Tarea propuesta
Reescribe el listado desde su comienzo hasta la línea que contiene "staticText: UserName — [13, 220, 69, 235]", ambas incluidas, cambiando "Email Address" por "E-mail" y dejando todo lo demás igual.

Datos proporcionados

******

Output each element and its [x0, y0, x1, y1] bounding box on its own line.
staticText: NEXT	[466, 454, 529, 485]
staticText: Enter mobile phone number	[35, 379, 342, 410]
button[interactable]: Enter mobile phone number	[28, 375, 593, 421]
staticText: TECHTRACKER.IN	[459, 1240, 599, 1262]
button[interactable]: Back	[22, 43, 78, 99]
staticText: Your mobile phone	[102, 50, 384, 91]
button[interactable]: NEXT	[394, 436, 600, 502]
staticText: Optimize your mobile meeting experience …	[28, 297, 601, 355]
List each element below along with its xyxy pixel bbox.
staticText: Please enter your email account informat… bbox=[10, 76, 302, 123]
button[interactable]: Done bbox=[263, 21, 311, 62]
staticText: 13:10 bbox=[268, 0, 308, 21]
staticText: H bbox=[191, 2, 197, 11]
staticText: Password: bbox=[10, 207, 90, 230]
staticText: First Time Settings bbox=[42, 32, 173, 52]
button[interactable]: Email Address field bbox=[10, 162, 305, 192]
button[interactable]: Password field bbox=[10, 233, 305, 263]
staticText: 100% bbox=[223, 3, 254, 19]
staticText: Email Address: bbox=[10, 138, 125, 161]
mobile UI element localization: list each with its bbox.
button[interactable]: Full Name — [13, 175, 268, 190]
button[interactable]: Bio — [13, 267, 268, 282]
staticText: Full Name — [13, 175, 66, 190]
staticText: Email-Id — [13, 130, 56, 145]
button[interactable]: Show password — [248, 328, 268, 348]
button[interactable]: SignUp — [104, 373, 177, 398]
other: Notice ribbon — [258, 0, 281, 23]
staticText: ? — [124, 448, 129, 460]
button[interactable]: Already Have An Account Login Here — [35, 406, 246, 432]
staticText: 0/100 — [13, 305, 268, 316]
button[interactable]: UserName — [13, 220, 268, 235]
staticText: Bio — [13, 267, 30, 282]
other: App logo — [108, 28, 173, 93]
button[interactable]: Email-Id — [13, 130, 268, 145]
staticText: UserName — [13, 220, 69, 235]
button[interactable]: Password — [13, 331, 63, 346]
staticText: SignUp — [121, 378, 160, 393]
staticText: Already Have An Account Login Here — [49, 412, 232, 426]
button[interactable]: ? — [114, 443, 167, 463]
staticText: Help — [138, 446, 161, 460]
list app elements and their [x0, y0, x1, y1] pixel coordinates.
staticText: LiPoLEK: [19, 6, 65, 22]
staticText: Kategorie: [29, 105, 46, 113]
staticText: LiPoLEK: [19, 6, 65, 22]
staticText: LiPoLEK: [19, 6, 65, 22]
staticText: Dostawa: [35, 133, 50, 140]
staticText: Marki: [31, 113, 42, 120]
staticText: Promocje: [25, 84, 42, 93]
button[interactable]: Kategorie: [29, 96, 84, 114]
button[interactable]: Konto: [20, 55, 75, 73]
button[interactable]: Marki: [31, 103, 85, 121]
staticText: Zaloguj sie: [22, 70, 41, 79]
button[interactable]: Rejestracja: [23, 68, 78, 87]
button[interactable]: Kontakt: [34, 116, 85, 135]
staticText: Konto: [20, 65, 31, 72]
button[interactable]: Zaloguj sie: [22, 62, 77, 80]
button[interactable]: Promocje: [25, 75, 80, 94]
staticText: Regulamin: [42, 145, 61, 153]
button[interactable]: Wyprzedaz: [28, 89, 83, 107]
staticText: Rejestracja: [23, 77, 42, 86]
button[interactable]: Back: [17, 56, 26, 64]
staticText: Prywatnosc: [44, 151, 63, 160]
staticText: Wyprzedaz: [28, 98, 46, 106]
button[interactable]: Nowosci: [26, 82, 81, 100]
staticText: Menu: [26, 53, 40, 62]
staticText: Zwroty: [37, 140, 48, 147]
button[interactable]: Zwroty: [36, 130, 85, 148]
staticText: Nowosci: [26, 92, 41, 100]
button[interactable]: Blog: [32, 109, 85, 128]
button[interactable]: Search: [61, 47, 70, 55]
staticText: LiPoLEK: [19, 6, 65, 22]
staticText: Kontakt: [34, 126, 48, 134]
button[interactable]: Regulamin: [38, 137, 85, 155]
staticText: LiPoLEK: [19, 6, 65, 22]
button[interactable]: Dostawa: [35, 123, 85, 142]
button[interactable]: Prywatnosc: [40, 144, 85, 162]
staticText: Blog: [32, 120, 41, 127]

******

Respuesta
Output each element and its [x0, y0, x1, y1] bounding box on its own line.
staticText: NEXT	[466, 454, 529, 485]
staticText: Enter mobile phone number	[35, 379, 342, 410]
button[interactable]: Enter mobile phone number	[28, 375, 593, 421]
staticText: TECHTRACKER.IN	[459, 1240, 599, 1262]
button[interactable]: Back	[22, 43, 78, 99]
staticText: Your mobile phone	[102, 50, 384, 91]
button[interactable]: NEXT	[394, 436, 600, 502]
staticText: Optimize your mobile meeting experience …	[28, 297, 601, 355]
List each element below along with its xyxy pixel bbox.
staticText: Please enter your email account informat… bbox=[10, 76, 302, 123]
button[interactable]: Done bbox=[263, 21, 311, 62]
staticText: 13:10 bbox=[268, 0, 308, 21]
staticText: H bbox=[191, 2, 197, 11]
staticText: Password: bbox=[10, 207, 90, 230]
staticText: First Time Settings bbox=[42, 32, 173, 52]
button[interactable]: E-mail field bbox=[10, 162, 305, 192]
button[interactable]: Password field bbox=[10, 233, 305, 263]
staticText: 100% bbox=[223, 3, 254, 19]
staticText: E-mail: bbox=[10, 138, 125, 161]
mobile UI element localization: list each with its bbox.
button[interactable]: Full Name — [13, 175, 268, 190]
button[interactable]: Bio — [13, 267, 268, 282]
staticText: Full Name — [13, 175, 66, 190]
staticText: Email-Id — [13, 130, 56, 145]
button[interactable]: Show password — [248, 328, 268, 348]
button[interactable]: SignUp — [104, 373, 177, 398]
other: Notice ribbon — [258, 0, 281, 23]
staticText: ? — [124, 448, 129, 460]
button[interactable]: Already Have An Account Login Here — [35, 406, 246, 432]
staticText: 0/100 — [13, 305, 268, 316]
button[interactable]: UserName — [13, 220, 268, 235]
staticText: Bio — [13, 267, 30, 282]
other: App logo — [108, 28, 173, 93]
button[interactable]: Email-Id — [13, 130, 268, 145]
staticText: UserName — [13, 220, 69, 235]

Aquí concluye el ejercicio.